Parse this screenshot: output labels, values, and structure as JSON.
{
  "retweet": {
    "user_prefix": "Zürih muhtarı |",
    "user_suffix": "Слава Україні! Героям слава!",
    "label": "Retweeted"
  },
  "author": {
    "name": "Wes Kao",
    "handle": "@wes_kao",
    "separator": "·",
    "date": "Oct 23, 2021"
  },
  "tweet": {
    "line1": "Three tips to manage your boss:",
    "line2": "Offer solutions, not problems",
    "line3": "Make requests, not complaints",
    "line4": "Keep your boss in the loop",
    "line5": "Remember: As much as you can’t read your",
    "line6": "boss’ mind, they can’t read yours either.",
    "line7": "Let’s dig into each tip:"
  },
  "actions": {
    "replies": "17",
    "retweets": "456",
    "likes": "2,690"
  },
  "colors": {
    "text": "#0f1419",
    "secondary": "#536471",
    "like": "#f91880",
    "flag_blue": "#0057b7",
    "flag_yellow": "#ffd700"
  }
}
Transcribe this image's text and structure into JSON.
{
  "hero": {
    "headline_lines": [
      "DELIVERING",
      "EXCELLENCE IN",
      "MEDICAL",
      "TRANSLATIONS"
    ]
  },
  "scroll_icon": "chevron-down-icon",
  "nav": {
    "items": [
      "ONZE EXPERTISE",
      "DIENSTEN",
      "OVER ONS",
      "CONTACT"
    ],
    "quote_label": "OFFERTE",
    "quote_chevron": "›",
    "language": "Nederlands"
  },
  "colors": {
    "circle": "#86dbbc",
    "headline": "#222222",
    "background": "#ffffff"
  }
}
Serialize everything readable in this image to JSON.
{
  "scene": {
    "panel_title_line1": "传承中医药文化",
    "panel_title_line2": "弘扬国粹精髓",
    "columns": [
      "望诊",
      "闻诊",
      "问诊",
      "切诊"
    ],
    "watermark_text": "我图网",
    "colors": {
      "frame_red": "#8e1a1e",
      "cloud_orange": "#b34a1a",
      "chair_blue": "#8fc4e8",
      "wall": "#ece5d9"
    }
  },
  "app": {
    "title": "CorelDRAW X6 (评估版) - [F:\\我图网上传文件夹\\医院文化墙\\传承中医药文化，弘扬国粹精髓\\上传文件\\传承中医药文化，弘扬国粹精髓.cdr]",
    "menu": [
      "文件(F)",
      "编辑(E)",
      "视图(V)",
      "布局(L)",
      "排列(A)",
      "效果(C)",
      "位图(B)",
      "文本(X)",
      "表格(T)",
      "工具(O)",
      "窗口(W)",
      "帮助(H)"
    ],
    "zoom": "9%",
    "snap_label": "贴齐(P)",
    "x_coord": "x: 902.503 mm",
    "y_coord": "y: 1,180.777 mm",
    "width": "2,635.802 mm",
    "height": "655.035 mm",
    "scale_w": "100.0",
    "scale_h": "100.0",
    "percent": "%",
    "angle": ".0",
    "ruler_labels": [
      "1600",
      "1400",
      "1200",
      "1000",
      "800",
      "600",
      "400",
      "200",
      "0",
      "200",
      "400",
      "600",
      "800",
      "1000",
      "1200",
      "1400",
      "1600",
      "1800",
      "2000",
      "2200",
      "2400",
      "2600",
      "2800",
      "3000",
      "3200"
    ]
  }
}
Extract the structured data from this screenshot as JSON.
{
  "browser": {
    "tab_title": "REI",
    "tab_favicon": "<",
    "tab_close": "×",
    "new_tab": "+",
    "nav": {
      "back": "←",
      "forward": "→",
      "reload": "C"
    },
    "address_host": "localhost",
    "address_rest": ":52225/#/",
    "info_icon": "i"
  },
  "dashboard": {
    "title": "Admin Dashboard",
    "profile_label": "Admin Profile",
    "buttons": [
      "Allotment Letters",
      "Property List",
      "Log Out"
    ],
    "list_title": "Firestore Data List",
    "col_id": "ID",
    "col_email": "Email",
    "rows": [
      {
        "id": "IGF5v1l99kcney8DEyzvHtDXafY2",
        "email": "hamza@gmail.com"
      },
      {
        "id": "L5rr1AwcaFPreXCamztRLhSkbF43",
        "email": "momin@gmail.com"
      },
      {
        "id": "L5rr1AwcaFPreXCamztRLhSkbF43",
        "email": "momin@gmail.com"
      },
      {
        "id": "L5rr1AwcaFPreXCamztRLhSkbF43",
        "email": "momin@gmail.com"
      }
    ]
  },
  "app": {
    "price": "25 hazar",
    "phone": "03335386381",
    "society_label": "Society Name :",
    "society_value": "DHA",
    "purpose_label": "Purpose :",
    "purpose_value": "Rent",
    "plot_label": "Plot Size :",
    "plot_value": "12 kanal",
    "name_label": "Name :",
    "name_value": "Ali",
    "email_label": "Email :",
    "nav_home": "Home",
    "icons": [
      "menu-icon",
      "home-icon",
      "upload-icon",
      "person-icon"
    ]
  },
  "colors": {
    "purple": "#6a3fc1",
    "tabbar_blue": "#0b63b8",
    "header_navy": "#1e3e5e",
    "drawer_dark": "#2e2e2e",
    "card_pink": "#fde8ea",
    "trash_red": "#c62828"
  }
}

----

REQUIRED WORK:
Every line above should be retyped exactly as given.

RESULT OF THIS TASK:
Parse this screenshot: output labels, values, and structure as JSON.
{
  "retweet": {
    "user_prefix": "Zürih muhtarı |",
    "user_suffix": "Слава Україні! Героям слава!",
    "label": "Retweeted"
  },
  "author": {
    "name": "Wes Kao",
    "handle": "@wes_kao",
    "separator": "·",
    "date": "Oct 23, 2021"
  },
  "tweet": {
    "line1": "Three tips to manage your boss:",
    "line2": "Offer solutions, not problems",
    "line3": "Make requests, not complaints",
    "line4": "Keep your boss in the loop",
    "line5": "Remember: As much as you can’t read your",
    "line6": "boss’ mind, they can’t read yours either.",
    "line7": "Let’s dig into each tip:"
  },
  "actions": {
    "replies": "17",
    "retweets": "456",
    "likes": "2,690"
  },
  "colors": {
    "text": "#0f1419",
    "secondary": "#536471",
    "like": "#f91880",
    "flag_blue": "#0057b7",
    "flag_yellow": "#ffd700"
  }
}
Transcribe this image's text and structure into JSON.
{
  "hero": {
    "headline_lines": [
      "DELIVERING",
      "EXCELLENCE IN",
      "MEDICAL",
      "TRANSLATIONS"
    ]
  },
  "scroll_icon": "chevron-down-icon",
  "nav": {
    "items": [
      "ONZE EXPERTISE",
      "DIENSTEN",
      "OVER ONS",
      "CONTACT"
    ],
    "quote_label": "OFFERTE",
    "quote_chevron": "›",
    "language": "Nederlands"
  },
  "colors": {
    "circle": "#86dbbc",
    "headline": "#222222",
    "background": "#ffffff"
  }
}
Serialize everything readable in this image to JSON.
{
  "scene": {
    "panel_title_line1": "传承中医药文化",
    "panel_title_line2": "弘扬国粹精髓",
    "columns": [
      "望诊",
      "闻诊",
      "问诊",
      "切诊"
    ],
    "watermark_text": "我图网",
    "colors": {
      "frame_red": "#8e1a1e",
      "cloud_orange": "#b34a1a",
      "chair_blue": "#8fc4e8",
      "wall": "#ece5d9"
    }
  },
  "app": {
    "title": "CorelDRAW X6 (评估版) - [F:\\我图网上传文件夹\\医院文化墙\\传承中医药文化，弘扬国粹精髓\\上传文件\\传承中医药文化，弘扬国粹精髓.cdr]",
    "menu": [
      "文件(F)",
      "编辑(E)",
      "视图(V)",
      "布局(L)",
      "排列(A)",
      "效果(C)",
      "位图(B)",
      "文本(X)",
      "表格(T)",
      "工具(O)",
      "窗口(W)",
      "帮助(H)"
    ],
    "zoom": "9%",
    "snap_label": "贴齐(P)",
    "x_coord": "x: 902.503 mm",
    "y_coord": "y: 1,180.777 mm",
    "width": "2,635.802 mm",
    "height": "655.035 mm",
    "scale_w": "100.0",
    "scale_h": "100.0",
    "percent": "%",
    "angle": ".0",
    "ruler_labels": [
      "1600",
      "1400",
      "1200",
      "1000",
      "800",
      "600",
      "400",
      "200",
      "0",
      "200",
      "400",
      "600",
      "800",
      "1000",
      "1200",
      "1400",
      "1600",
      "1800",
      "2000",
      "2200",
      "2400",
      "2600",
      "2800",
      "3000",
      "3200"
    ]
  }
}
Extract the structured data from this screenshot as JSON.
{
  "browser": {
    "tab_title": "REI",
    "tab_favicon": "<",
    "tab_close": "×",
    "new_tab": "+",
    "nav": {
      "back": "←",
      "forward": "→",
      "reload": "C"
    },
    "address_host": "localhost",
    "address_rest": ":52225/#/",
    "info_icon": "i"
  },
  "dashboard": {
    "title": "Admin Dashboard",
    "profile_label": "Admin Profile",
    "buttons": [
      "Allotment Letters",
      "Property List",
      "Log Out"
    ],
    "list_title": "Firestore Data List",
    "col_id": "ID",
    "col_email": "Email",
    "rows": [
      {
        "id": "IGF5v1l99kcney8DEyzvHtDXafY2",
        "email": "hamza@gmail.com"
      },
      {
        "id": "L5rr1AwcaFPreXCamztRLhSkbF43",
        "email": "momin@gmail.com"
      },
      {
        "id": "L5rr1AwcaFPreXCamztRLhSkbF43",
        "email": "momin@gmail.com"
      },
      {
        "id": "L5rr1AwcaFPreXCamztRLhSkbF43",
        "email": "momin@gmail.com"
      }
    ]
  },
  "app": {
    "price": "25 hazar",
    "phone": "03335386381",
    "society_label": "Society Name :",
    "society_value": "DHA",
    "purpose_label": "Purpose :",
    "purpose_value": "Rent",
    "plot_label": "Plot Size :",
    "plot_value": "12 kanal",
    "name_label": "Name :",
    "name_value": "Ali",
    "email_label": "Email :",
    "nav_home": "Home",
    "icons": [
      "menu-icon",
      "home-icon",
      "upload-icon",
      "person-icon"
    ]
  },
  "colors": {
    "purple": "#6a3fc1",
    "tabbar_blue": "#0b63b8",
    "header_navy": "#1e3e5e",
    "drawer_dark": "#2e2e2e",
    "card_pink": "#fde8ea",
    "trash_red": "#c62828"
  }
}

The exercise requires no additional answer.